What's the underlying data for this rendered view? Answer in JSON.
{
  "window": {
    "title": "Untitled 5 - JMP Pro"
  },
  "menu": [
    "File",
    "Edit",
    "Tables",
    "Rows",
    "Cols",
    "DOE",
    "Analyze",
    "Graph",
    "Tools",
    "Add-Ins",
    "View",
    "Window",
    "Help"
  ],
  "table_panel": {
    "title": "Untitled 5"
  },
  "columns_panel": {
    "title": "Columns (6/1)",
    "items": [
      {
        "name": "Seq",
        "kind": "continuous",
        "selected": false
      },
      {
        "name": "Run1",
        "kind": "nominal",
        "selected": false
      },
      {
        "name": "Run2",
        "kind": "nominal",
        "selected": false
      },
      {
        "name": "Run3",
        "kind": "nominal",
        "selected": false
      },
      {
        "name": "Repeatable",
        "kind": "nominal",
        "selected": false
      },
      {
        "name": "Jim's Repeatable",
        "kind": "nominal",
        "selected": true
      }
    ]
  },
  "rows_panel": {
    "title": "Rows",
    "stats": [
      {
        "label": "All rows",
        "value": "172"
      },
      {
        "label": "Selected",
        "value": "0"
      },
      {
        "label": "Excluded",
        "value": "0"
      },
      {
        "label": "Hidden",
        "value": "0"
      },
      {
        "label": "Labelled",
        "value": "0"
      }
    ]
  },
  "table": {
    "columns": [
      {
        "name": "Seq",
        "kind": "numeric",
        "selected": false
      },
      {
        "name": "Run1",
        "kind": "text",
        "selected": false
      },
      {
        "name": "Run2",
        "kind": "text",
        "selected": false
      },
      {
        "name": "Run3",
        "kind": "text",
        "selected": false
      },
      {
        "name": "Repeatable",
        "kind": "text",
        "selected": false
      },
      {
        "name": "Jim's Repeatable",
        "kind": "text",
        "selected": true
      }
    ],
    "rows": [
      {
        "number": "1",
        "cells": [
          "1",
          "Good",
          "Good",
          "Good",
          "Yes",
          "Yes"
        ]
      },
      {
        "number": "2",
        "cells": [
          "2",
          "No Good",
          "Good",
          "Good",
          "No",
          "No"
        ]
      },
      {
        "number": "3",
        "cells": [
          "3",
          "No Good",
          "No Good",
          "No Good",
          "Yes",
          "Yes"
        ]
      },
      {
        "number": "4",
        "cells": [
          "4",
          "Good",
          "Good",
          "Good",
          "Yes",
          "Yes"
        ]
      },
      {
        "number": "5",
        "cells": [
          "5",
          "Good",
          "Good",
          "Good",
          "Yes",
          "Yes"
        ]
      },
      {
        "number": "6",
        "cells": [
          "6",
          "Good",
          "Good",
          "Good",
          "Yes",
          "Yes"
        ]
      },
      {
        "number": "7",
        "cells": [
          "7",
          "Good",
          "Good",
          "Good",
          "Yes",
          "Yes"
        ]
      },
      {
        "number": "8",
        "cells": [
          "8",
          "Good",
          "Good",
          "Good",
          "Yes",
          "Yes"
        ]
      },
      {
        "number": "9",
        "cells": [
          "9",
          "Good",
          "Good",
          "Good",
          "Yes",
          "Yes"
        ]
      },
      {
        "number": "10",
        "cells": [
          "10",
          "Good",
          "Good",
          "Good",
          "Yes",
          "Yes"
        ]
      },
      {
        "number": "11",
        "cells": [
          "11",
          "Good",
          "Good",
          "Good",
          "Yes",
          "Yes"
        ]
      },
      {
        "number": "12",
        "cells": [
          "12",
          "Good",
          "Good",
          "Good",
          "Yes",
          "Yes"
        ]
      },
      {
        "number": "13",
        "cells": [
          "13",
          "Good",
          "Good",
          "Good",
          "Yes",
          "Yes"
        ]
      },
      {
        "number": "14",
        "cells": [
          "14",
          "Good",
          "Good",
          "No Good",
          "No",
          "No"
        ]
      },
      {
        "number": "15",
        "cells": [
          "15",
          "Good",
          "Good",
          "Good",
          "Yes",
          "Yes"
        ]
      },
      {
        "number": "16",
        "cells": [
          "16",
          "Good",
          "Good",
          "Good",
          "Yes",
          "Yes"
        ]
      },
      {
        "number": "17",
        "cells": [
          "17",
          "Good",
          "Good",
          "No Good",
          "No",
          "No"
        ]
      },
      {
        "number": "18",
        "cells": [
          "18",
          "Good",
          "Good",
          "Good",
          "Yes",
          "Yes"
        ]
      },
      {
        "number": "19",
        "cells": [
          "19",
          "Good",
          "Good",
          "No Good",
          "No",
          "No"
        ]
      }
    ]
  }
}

## [Required work]
Without changing a word, restate the whole listing.

## [Result of this exercise]
What's the underlying data for this rendered view? Answer in JSON.
{
  "window": {
    "title": "Untitled 5 - JMP Pro"
  },
  "menu": [
    "File",
    "Edit",
    "Tables",
    "Rows",
    "Cols",
    "DOE",
    "Analyze",
    "Graph",
    "Tools",
    "Add-Ins",
    "View",
    "Window",
    "Help"
  ],
  "table_panel": {
    "title": "Untitled 5"
  },
  "columns_panel": {
    "title": "Columns (6/1)",
    "items": [
      {
        "name": "Seq",
        "kind": "continuous",
        "selected": false
      },
      {
        "name": "Run1",
        "kind": "nominal",
        "selected": false
      },
      {
        "name": "Run2",
        "kind": "nominal",
        "selected": false
      },
      {
        "name": "Run3",
        "kind": "nominal",
        "selected": false
      },
      {
        "name": "Repeatable",
        "kind": "nominal",
        "selected": false
      },
      {
        "name": "Jim's Repeatable",
        "kind": "nominal",
        "selected": true
      }
    ]
  },
  "rows_panel": {
    "title": "Rows",
    "stats": [
      {
        "label": "All rows",
        "value": "172"
      },
      {
        "label": "Selected",
        "value": "0"
      },
      {
        "label": "Excluded",
        "value": "0"
      },
      {
        "label": "Hidden",
        "value": "0"
      },
      {
        "label": "Labelled",
        "value": "0"
      }
    ]
  },
  "table": {
    "columns": [
      {
        "name": "Seq",
        "kind": "numeric",
        "selected": false
      },
      {
        "name": "Run1",
        "kind": "text",
        "selected": false
      },
      {
        "name": "Run2",
        "kind": "text",
        "selected": false
      },
      {
        "name": "Run3",
        "kind": "text",
        "selected": false
      },
      {
        "name": "Repeatable",
        "kind": "text",
        "selected": false
      },
      {
        "name": "Jim's Repeatable",
        "kind": "text",
        "selected": true
      }
    ],
    "rows": [
      {
        "number": "1",
        "cells": [
          "1",
          "Good",
          "Good",
          "Good",
          "Yes",
          "Yes"
        ]
      },
      {
        "number": "2",
        "cells": [
          "2",
          "No Good",
          "Good",
          "Good",
          "No",
          "No"
        ]
      },
      {
        "number": "3",
        "cells": [
          "3",
          "No Good",
          "No Good",
          "No Good",
          "Yes",
          "Yes"
        ]
      },
      {
        "number": "4",
        "cells": [
          "4",
          "Good",
          "Good",
          "Good",
          "Yes",
          "Yes"
        ]
      },
      {
        "number": "5",
        "cells": [
          "5",
          "Good",
          "Good",
          "Good",
          "Yes",
          "Yes"
        ]
      },
      {
        "number": "6",
        "cells": [
          "6",
          "Good",
          "Good",
          "Good",
          "Yes",
          "Yes"
        ]
      },
      {
        "number": "7",
        "cells": [
          "7",
          "Good",
          "Good",
          "Good",
          "Yes",
          "Yes"
        ]
      },
      {
        "number": "8",
        "cells": [
          "8",
          "Good",
          "Good",
          "Good",
          "Yes",
          "Yes"
        ]
      },
      {
        "number": "9",
        "cells": [
          "9",
          "Good",
          "Good",
          "Good",
          "Yes",
          "Yes"
        ]
      },
      {
        "number": "10",
        "cells": [
          "10",
          "Good",
          "Good",
          "Good",
          "Yes",
          "Yes"
        ]
      },
      {
        "number": "11",
        "cells": [
          "11",
          "Good",
          "Good",
          "Good",
          "Yes",
          "Yes"
        ]
      },
      {
        "number": "12",
        "cells": [
          "12",
          "Good",
          "Good",
          "Good",
          "Yes",
          "Yes"
        ]
      },
      {
        "number": "13",
        "cells": [
          "13",
          "Good",
          "Good",
          "Good",
          "Yes",
          "Yes"
        ]
      },
      {
        "number": "14",
        "cells": [
          "14",
          "Good",
          "Good",
          "No Good",
          "No",
          "No"
        ]
      },
      {
        "number": "15",
        "cells": [
          "15",
          "Good",
          "Good",
          "Good",
          "Yes",
          "Yes"
        ]
      },
      {
        "number": "16",
        "cells": [
          "16",
          "Good",
          "Good",
          "Good",
          "Yes",
          "Yes"
        ]
      },
      {
        "number": "17",
        "cells": [
          "17",
          "Good",
          "Good",
          "No Good",
          "No",
          "No"
        ]
      },
      {
        "number": "18",
        "cells": [
          "18",
          "Good",
          "Good",
          "Good",
          "Yes",
          "Yes"
        ]
      },
      {
        "number": "19",
        "cells": [
          "19",
          "Good",
          "Good",
          "No Good",
          "No",
          "No"
        ]
      }
    ]
  }
}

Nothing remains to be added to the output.